Each line of the listing that contains the word "title" is to be copied.

▶ **INPUT MATERIAL**

────────────────────────────────────────

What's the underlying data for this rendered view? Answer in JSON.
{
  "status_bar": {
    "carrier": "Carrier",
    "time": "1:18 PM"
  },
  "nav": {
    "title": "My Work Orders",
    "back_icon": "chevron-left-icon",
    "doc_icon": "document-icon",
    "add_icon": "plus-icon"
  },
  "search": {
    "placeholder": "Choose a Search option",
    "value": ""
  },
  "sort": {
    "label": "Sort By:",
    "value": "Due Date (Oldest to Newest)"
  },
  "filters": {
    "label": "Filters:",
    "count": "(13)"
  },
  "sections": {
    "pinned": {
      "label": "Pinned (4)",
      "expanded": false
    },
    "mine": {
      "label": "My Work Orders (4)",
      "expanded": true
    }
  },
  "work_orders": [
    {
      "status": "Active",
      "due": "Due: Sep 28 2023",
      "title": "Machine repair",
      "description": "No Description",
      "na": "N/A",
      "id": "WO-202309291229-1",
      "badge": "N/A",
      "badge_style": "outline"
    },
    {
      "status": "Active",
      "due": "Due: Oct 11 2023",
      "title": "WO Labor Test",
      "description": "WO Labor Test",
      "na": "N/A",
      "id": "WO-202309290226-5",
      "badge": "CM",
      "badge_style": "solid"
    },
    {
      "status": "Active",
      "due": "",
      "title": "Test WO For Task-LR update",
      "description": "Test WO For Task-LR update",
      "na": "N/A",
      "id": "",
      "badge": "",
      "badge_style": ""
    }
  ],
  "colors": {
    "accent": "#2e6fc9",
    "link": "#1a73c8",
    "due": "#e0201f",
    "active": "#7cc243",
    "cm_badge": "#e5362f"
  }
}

────────────────────────────────────────

▶ **THE RESULT**
    "title": "My Work Orders",
      "title": "Machine repair",
      "title": "WO Labor Test",
      "title": "Test WO For Task-LR update",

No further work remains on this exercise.